---------- Extrait du document

Quid des vaches sacrées en Inde ?

Croiser des vaches en liberté dans la rue fait partie de notre quotidien. Elles sont de races différentes, parfois en groupe, parfois avec des petit veaux, toujours très nonchalantes, insensibles au chaos ambiant, la tête dans une poubelle ou en train de ruminer sur le bord de la route ! Cela fait partie du charme de l’Inde et on se régale toujours à les prendre en photos (surtout les petits veaux) !

On le sait donc : la vache a un statut particulier en Inde, mais quand il s’agit de définir précisément ce statut, il y autant de versions différentes que d’interlocuteurs ! « Un collègue m’a dit qu’on ne pouvait pas les toucher, j’ai lu qu’on peut quand même en boire le lait, ah ouai moi j’ai lu le contraire, mais c’est un dieu ou pas ? la dernière fois j’ai vu un élevage de vaches c’est qu’ils doivent bien les toucher non ? » Voila à peu près nos discussions à ce sujet ! En général les indiens bottent en touche avec un « you know, India, it is complicated ! ».

J’ai décidé d’éclaircir (un peu) ce mystère une bonne fois pour toute !

J’ai eu du mal à trouver des informations fiables, lisant tout et son contraire, mais à force de recouper les informations, je pense avoir une synthèse assez juste ! Dites moi si vous avez eu des échos contraires !

Les vaches indiennes sont en fait la plupart du temps des zébus avec une bosse sur l’encolure. Généralement plus grande que nos vaches, elles ont également de grandes cornes assez impressionnantes. Il existe également des buffles mais qui sont vraiment très différents, on ne peut pas les confondre. Je n’ai pas de doctorat en vache, vous me pardonnerez cette description peu scientifique de la vache indienne ! (je suis prudente je sais que j’ai un lectorat qui s’y connait en vache !)

La vache est-elle un dieu ?

Non ! On confond souvent avec Nandi qui est un taureau blanc. On voit effectivement Nandi à l’entrée de certains temples hindous, c’est la monture du dieu Shiva. On le trouve d’ailleurs très généralement représenté couché devant l’entrée des temples dédiés au dieu où les hindouistes le vénèrent. On lui parle dans l’oreille et étant situé en face de Shiva, il va lui transmettre notre demande.

La vache n’est donc pas une divinité, ni l’animal de compagnie des dieux.

La vache a-t-elle un caractère sacré et quelle est son origine ?

Les versions divergent selon ce qu’on lit, mais globalement la vache est synonyme de fertilité et de nourriture (selon le Lonely planet). Selon le Routard, le respect de la vache est le respect de l’ashima ou de l’absence de volonté de tuer, c’est un signe de respect envers la mère universelle, cette vache qui symbolise la maternité, la charité, la pitié.

Selon la tradition hindouiste, la vache est également considérée comme issue d’un océan de lait. Non je n’ai pas abusé de bang lassi, voici l’explication de cet océan de lait. Certains dieux se mirent en tête de baratter l’océan afin de produire l’Amrita équivalent de notre ambroisie, après 1000 ans de péripéties (à base d’alliance avec les diables, animaux magiques, guerres et cataclysmes que vous pouvez lire ici ils finirent par arriver et de cette réussite naquît un nombre considérable d’êtres merveilleux dont notre fameuse vache. (à se demander qui a abusé de bang lassi !).

--------------------

Énoncé 1. Recopiez à l'identique le listing depuis sa première ligne jusqu'à la ligne contenant « program card: pre-rinse: Предв. », celle-ci comprise.
Le texte et le listing proviennent de sources distinctes.

---------- Jeu de données

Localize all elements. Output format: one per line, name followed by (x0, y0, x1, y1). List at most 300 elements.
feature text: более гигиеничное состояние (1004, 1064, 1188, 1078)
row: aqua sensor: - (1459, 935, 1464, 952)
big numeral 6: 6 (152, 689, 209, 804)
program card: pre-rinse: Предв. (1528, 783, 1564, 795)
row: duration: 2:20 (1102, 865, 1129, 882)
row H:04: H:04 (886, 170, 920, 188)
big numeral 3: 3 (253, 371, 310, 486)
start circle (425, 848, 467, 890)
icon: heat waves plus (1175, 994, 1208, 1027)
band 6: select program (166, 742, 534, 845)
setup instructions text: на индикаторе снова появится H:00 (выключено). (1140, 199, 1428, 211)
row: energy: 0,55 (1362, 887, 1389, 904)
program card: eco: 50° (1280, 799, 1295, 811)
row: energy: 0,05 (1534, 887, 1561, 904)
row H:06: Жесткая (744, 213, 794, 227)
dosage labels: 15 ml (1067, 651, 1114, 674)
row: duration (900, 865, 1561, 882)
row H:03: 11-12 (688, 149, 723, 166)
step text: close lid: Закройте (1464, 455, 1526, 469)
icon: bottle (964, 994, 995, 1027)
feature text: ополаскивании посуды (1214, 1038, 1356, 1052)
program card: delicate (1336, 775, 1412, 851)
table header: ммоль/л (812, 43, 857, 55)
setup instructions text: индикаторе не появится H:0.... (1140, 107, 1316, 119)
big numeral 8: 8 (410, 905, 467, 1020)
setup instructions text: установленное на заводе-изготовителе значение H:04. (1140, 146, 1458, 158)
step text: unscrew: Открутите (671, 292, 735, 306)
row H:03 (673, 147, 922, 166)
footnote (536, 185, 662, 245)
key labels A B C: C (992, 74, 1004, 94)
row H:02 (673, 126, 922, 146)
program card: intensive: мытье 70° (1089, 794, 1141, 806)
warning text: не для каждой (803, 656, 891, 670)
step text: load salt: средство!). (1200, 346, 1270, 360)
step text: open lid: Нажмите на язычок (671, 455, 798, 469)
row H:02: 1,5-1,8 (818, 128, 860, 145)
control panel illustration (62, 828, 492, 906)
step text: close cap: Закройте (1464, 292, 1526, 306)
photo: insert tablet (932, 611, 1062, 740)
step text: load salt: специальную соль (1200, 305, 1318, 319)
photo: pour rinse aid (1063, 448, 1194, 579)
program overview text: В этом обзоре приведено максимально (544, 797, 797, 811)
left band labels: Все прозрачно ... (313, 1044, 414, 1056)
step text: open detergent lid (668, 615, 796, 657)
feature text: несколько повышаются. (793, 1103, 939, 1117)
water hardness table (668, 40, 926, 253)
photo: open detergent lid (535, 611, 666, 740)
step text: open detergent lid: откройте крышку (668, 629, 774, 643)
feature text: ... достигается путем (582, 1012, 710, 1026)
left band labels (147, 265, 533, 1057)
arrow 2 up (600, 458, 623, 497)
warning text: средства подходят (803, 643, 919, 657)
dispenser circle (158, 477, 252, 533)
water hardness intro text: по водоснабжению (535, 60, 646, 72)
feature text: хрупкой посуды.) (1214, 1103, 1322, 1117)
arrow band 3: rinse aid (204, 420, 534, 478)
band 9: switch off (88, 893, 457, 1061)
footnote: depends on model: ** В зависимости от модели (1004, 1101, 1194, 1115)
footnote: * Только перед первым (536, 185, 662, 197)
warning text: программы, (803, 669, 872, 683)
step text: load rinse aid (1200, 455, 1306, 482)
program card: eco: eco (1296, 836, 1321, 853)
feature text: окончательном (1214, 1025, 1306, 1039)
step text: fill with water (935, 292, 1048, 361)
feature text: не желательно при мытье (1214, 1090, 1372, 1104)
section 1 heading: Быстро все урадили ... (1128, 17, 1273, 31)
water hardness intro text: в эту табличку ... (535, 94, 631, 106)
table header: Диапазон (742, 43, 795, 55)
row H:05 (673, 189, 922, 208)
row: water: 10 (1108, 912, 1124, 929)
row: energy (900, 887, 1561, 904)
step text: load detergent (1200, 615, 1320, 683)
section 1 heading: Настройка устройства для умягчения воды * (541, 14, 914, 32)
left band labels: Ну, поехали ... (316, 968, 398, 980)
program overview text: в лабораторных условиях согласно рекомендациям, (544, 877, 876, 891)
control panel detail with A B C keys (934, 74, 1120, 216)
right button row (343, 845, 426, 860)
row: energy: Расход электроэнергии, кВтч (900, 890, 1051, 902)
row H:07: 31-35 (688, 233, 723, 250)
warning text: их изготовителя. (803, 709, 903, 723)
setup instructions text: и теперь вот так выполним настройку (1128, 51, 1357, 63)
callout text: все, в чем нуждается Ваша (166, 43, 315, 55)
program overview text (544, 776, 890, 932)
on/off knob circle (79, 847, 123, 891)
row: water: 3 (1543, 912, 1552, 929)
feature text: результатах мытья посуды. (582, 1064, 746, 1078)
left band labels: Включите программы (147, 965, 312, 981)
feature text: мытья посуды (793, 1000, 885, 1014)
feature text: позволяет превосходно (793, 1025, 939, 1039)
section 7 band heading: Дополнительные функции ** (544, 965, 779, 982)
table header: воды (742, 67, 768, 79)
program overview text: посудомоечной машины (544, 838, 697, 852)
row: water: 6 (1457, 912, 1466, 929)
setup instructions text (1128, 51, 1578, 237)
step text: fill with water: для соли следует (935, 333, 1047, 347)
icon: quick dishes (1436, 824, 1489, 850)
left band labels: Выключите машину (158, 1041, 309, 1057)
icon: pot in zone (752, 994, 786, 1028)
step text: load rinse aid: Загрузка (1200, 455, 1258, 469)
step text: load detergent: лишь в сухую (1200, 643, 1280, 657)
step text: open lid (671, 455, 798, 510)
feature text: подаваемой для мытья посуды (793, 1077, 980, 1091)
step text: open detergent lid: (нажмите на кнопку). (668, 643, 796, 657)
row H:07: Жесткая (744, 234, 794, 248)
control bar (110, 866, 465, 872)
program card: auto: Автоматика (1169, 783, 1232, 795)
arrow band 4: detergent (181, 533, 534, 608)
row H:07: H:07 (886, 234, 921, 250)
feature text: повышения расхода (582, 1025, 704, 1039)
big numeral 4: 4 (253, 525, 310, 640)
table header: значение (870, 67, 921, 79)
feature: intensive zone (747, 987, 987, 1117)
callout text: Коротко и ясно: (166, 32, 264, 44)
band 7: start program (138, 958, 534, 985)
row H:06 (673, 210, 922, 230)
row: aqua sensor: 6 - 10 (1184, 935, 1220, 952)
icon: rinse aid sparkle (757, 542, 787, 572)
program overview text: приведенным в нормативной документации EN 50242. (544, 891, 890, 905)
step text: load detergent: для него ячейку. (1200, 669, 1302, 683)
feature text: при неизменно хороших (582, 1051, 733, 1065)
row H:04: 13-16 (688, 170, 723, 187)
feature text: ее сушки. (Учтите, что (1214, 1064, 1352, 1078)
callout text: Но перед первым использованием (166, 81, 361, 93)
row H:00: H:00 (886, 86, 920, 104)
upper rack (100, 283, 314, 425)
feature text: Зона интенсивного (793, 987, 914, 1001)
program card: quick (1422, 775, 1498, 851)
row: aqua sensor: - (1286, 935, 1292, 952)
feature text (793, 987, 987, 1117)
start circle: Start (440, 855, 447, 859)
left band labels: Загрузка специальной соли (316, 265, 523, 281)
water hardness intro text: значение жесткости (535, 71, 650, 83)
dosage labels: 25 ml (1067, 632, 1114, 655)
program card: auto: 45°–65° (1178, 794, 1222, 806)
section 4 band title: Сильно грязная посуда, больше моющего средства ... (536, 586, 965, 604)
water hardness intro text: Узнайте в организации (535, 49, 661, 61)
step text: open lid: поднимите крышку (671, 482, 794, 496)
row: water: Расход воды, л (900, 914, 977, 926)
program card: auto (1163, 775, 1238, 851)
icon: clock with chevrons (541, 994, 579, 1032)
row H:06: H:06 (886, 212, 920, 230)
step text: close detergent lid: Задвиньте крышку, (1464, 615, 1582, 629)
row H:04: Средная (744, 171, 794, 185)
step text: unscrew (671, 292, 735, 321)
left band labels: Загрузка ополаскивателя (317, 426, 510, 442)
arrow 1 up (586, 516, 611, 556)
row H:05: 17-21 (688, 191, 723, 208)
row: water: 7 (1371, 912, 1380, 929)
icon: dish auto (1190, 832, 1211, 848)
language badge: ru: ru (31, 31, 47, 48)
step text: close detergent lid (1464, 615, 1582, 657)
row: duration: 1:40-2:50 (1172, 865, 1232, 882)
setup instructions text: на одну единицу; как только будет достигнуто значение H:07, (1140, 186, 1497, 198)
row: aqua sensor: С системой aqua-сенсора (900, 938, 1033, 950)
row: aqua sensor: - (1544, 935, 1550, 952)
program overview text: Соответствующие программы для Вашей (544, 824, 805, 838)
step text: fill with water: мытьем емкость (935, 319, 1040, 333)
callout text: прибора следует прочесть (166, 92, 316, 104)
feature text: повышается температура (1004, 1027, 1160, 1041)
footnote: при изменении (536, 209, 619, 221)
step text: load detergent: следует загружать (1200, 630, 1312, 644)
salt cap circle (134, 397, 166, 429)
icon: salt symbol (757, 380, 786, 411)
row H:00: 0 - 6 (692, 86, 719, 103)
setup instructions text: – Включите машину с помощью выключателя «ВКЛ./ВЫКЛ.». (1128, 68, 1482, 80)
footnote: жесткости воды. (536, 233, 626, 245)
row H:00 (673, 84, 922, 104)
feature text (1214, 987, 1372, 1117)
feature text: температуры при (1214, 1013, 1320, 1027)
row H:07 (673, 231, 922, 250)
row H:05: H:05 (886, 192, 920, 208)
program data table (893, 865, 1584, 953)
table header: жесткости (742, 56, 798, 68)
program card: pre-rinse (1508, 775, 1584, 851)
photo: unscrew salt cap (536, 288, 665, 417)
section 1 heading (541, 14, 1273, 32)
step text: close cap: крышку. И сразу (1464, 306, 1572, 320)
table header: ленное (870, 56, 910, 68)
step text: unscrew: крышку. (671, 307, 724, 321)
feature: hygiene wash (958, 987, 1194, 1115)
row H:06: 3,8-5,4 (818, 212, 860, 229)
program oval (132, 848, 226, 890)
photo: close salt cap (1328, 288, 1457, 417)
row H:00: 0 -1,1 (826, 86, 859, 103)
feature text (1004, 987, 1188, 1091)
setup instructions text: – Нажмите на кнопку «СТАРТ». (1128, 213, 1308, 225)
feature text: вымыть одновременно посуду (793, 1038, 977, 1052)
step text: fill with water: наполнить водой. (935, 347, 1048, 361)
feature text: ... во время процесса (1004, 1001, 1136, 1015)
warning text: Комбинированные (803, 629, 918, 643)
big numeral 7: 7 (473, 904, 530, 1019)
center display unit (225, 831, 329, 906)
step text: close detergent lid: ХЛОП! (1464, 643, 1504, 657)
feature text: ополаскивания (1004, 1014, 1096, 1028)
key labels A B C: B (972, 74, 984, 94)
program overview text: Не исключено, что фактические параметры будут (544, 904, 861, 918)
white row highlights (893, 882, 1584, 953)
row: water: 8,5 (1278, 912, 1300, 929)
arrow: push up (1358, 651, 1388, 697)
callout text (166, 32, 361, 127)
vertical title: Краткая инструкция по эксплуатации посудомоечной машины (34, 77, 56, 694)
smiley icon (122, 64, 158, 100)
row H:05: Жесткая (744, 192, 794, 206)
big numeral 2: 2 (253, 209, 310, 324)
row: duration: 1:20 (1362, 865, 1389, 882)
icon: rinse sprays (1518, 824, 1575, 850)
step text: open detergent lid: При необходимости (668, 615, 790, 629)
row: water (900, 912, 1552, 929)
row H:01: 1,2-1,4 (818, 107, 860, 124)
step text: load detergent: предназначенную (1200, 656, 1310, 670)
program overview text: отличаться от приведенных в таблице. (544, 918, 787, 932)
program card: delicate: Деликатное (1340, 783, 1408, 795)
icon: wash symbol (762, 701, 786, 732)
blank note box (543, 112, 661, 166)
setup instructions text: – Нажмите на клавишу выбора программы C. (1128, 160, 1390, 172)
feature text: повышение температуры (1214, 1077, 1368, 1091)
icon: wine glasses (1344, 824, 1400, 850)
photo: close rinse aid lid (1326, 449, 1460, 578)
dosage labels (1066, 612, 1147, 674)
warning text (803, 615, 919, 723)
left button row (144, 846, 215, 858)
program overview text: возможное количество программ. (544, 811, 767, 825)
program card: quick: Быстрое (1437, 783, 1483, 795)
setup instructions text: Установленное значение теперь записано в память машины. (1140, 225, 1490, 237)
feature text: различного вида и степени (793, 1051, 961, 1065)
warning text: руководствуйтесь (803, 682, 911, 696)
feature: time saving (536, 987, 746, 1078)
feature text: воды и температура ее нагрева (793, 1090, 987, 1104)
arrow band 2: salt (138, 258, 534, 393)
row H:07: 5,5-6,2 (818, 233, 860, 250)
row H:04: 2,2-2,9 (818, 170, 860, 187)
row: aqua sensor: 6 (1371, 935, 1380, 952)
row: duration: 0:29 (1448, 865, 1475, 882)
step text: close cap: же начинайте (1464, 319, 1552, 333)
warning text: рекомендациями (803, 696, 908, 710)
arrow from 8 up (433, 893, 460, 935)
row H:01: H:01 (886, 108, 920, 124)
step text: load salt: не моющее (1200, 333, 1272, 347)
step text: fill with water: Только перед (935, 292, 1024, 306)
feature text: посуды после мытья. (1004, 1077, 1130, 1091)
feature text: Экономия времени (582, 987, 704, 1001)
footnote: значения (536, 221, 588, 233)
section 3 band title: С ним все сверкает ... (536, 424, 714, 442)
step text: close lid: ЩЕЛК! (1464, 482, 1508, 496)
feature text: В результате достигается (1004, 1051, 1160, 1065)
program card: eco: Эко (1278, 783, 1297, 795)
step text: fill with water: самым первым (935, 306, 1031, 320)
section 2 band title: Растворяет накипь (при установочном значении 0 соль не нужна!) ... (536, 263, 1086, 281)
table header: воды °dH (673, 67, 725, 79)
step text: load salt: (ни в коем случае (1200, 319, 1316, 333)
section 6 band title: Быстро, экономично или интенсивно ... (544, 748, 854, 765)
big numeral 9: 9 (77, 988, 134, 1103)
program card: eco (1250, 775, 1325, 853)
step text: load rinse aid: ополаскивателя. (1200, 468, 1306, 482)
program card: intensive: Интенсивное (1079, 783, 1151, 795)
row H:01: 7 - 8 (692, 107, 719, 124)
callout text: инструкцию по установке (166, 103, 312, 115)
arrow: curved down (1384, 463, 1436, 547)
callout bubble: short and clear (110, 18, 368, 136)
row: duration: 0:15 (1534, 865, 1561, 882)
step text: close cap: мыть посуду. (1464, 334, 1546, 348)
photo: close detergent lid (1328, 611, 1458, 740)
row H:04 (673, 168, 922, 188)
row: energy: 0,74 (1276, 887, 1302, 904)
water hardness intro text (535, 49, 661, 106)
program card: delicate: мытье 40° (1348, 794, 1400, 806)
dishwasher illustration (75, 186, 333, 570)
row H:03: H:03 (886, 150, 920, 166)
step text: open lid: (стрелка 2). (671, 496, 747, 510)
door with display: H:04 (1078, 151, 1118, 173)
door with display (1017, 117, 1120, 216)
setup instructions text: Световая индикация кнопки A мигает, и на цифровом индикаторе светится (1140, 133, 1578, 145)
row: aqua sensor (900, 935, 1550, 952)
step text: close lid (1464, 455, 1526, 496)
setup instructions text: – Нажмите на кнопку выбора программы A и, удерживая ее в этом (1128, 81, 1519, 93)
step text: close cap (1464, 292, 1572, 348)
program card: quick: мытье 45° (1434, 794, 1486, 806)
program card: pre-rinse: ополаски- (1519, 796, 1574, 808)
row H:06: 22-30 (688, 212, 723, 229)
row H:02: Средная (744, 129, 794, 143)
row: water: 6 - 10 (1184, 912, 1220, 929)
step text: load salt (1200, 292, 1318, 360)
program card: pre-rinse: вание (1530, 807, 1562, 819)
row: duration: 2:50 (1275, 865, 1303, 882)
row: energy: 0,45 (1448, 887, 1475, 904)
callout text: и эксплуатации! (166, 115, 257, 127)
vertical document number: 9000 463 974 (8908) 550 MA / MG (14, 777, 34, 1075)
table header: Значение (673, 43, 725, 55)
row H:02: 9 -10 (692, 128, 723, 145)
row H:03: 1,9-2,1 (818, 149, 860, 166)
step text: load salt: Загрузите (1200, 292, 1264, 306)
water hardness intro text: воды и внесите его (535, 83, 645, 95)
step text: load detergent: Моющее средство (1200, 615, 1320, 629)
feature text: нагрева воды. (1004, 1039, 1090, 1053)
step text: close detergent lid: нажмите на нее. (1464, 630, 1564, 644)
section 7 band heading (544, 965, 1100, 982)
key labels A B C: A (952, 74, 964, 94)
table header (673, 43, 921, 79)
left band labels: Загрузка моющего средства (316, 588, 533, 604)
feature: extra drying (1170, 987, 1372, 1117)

--------------------

Énoncé 2. D'après l'article sur les vaches sacrées en Inde, quelles notions la vache symbolise-t-elle selon le Routard ?

Réponse 1.
Localize all elements. Output format: one per line, name followed by (x0, y0, x1, y1). List at most 300 elements.
feature text: более гигиеничное состояние (1004, 1064, 1188, 1078)
row: aqua sensor: - (1459, 935, 1464, 952)
big numeral 6: 6 (152, 689, 209, 804)
program card: pre-rinse: Предв. (1528, 783, 1564, 795)

Réponse 2. La maternité, la charité et la pitié.